▶ _SELECTED EXCERPT_:
○ ○ ○ ○ ○ ○ ○
July 20, 1998 By KEITH BRADSHER

FLINT, Mich. - Few cities are as lastingly seared
by a single event as Flint was by the sit-down
strikes in early
1937, a violent showdown between General Motors Corp.
and the United Auto Workers that led to the union's
first contract to represent the workers of a major
automaker.

People still remember whether their parents and
grandparents sided with labor or management when
thousands of auto workers seized G.M. factories here,
sitting on the floors after wielding 20-inch wooden
clubs to drive off the police.

At the company's request, a state judge, Paul Gadola,
ordered the strikers evicted, and the National Guard
was deployed. The occupation of the factories ended
quietly nine days later when the governor, Frank
Murphy, mediated a settlement.

Flint is again the site of a showdown between G.M. and
the U.A.W., as a 45-day strike at two auto-parts
factories has crippled the world's largest automaker.
○ ○ ○ ○ ○ ○ ○
▶ _MATERIAL PROVIDED_:

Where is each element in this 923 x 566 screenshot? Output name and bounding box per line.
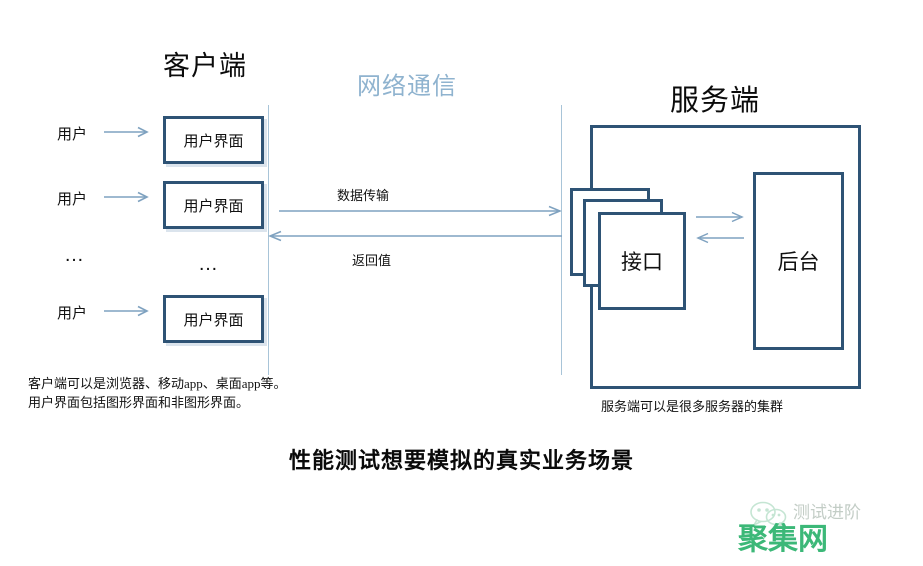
○ ○ ○ ○ ○ ○ ○
▶ _WORK TO COMPLETE_:
A: Quote the article on the Flint strikes word for word, starting at "At the company's" and ending at "world's largest automaker.".
B: Extend the article on the Flint strikes, picking up right after its last sentence.
The listing can be set aside.

▶ _ANSWERS FOR THIS EXERCISE_:
A:
At the company's request, a state judge, Paul Gadola,
ordered the strikers evicted, and the National Guard
was deployed. The occupation of the factories ended
quietly nine days later when the governor, Frank
Murphy, mediated a settlement.

Flint is again the site of a showdown between G.M. and
the U.A.W., as a 45-day strike at two auto-parts
factories has crippled the world's largest automaker.

B:
For the first time since 1937, the company has sued the
union in a bid to end a major strike. And in a
remarkable coincidence that is the talk of the town,
the federal judge assigned to the case is Paul Gadola
Jr., the son of the state judge who ordered the
evictions 61 years ago.

Leafing through yellowed family scrapbooks in his
office, Gadola Jr., who will turn 69 on Tuesday,
recalls the strike vividly. Because of threats against
the family by union sympathizers, he rode in a police
car to and from school, and an officer stood outside
his classroom.

Gadola Jr. said he had spent his life looking up to his
father, who died in 1968. "I believe in the
independence of the judiciary, and that's what my
father upheld," said the judge, who has a foot-high,
framed photograph of his father on the wall near his
desk, and two other photos of his father in the
reception area. "I have so much admiration; he was a
wonderful role model. He was a giant as far as I'm
concerned."

Gadola Sr.'s eviction decision was based on G.M.'s
ownership of the factories. But the U.A.W. for years
criticized the decision and Gadola Sr.'s conduct after
the strike -- as an elected judge and a Republican, he
traveled around the state giving speeches condemning
Murphy, a Democrat, for mediating a settlement instead
of ordering the National Guard to storm the factories
immediately and remove the strikers.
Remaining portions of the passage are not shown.